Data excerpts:
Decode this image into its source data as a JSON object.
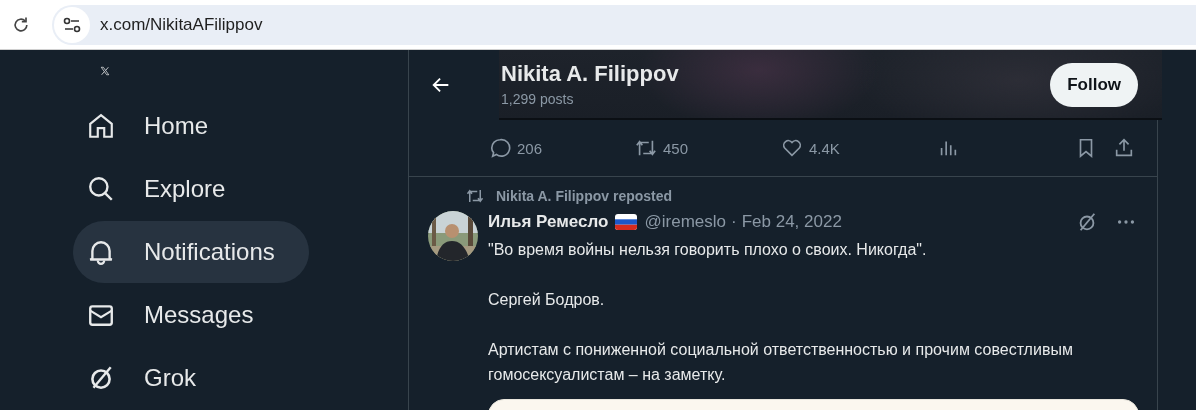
{
  "browser": {
    "url": "x.com/NikitaAFilippov"
  },
  "sidebar": {
    "items": [
      {
        "kind": "home",
        "label": "Home",
        "selected": false
      },
      {
        "kind": "explore",
        "label": "Explore",
        "selected": false
      },
      {
        "kind": "notifications",
        "label": "Notifications",
        "selected": true
      },
      {
        "kind": "messages",
        "label": "Messages",
        "selected": false
      },
      {
        "kind": "grok",
        "label": "Grok",
        "selected": false
      }
    ]
  },
  "header": {
    "name": "Nikita A. Filippov",
    "posts": "1,299 posts",
    "follow_button": "Follow"
  },
  "previous_post_actions": {
    "replies": "206",
    "reposts": "450",
    "likes": "4.4K"
  },
  "post": {
    "repost_label": "Nikita A. Filippov reposted",
    "author": "Илья Ремесло",
    "handle": "@iremeslo",
    "separator": "·",
    "date": "Feb 24, 2022",
    "paragraphs": [
      "\"Во время войны нельзя говорить плохо о своих. Никогда\".",
      "Сергей Бодров.",
      "Артистам с пониженной социальной ответственностью и прочим совестливым гомосексуалистам – на заметку."
    ]
  }
}
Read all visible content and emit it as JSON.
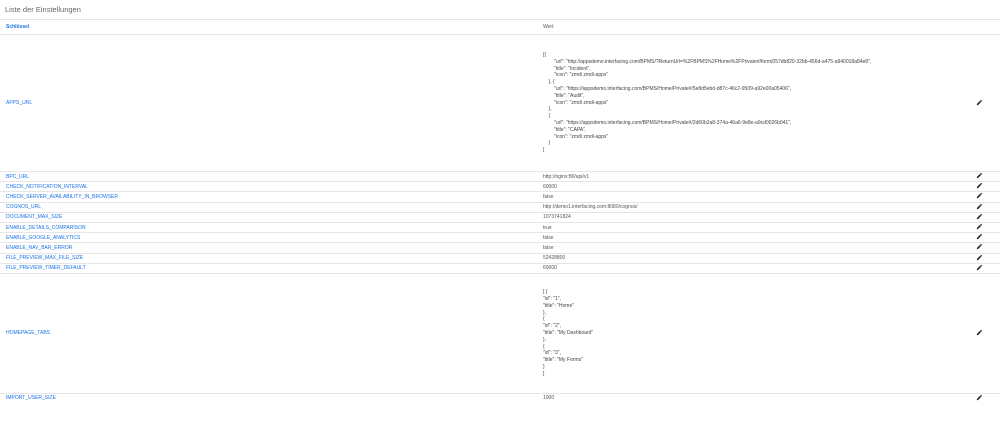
{
  "page": {
    "title": "Liste der Einstellungen"
  },
  "table": {
    "headers": {
      "key": "Schlüssel",
      "value": "Wert"
    },
    "apps_url": {
      "key": "APPS_URL",
      "value": "[{\n        \"url\": \"http://appsdemo.interfacing.com/BPMS/?ReturnUrl=%2FBPMS%2FHome%2FPrivate#/form/057db820-32bb-456d-a475-a940018a84e8\",\n        \"title\": \"Incident\",\n        \"icon\": \"zmdi zmdi-apps\"\n    }, {\n        \"url\": \"https://appsdemo.interfacing.com/BPMS/Home/Private#/5e8d5ebd-d87c-46c2-9509-a92e00a05406\",\n        \"title\": \"Audit\",\n        \"icon\": \"zmdi zmdi-apps\"\n    },\n    {\n        \"url\": \"https://appsdemo.interfacing.com/BPMS/Home/Private#/2d60b2a8-374a-46a6-9e8e-a9cd0026b041\",\n        \"title\": \"CAPA\",\n        \"icon\": \"zmdi zmdi-apps\"\n    }\n]"
    },
    "rows_mid": [
      {
        "key": "BPC_URL",
        "value": "http://nginx:80/api/v1"
      },
      {
        "key": "CHECK_NOTIFICATION_INTERVAL",
        "value": "60000"
      },
      {
        "key": "CHECK_SERVER_AVAILABILITY_IN_BROWSER",
        "value": "false"
      },
      {
        "key": "COGNOS_URL",
        "value": "http://demo1.interfacing.com:8080/cognos/"
      },
      {
        "key": "DOCUMENT_MAX_SIZE",
        "value": "1073741824"
      },
      {
        "key": "ENABLE_DETAILS_COMPARISON",
        "value": "true"
      },
      {
        "key": "ENABLE_GOOGLE_ANALYTICS",
        "value": "false"
      },
      {
        "key": "ENABLE_NAV_BAR_ERROR",
        "value": "false"
      },
      {
        "key": "FILE_PREVIEW_MAX_FILE_SIZE",
        "value": "52428800"
      },
      {
        "key": "FILE_PREVIEW_TIMER_DEFAULT",
        "value": "60000"
      }
    ],
    "homepage_tabs": {
      "key": "HOMEPAGE_TABS",
      "value": "[ {\n\"id\": \"1\",\n\"title\": \"Home\"\n},\n{\n\"id\": \"2\",\n\"title\": \"My Dashboard\"\n},\n{\n\"id\": \"3\",\n\"title\": \"My Forms\"\n}\n]"
    },
    "import_user_size": {
      "key": "IMPORT_USER_SIZE",
      "value": "1000"
    }
  },
  "icons": {
    "edit": "pencil-icon"
  },
  "colors": {
    "key_link": "#1a73e8",
    "border": "#e6e6e6"
  }
}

> _EXERCISE GOAL_: In the listing above, find each line with the word "JSON" and copy it.

> _WRITTEN ANSWER_:
Decode this image into its source data as a JSON object.
Read all visible content and emit it as JSON.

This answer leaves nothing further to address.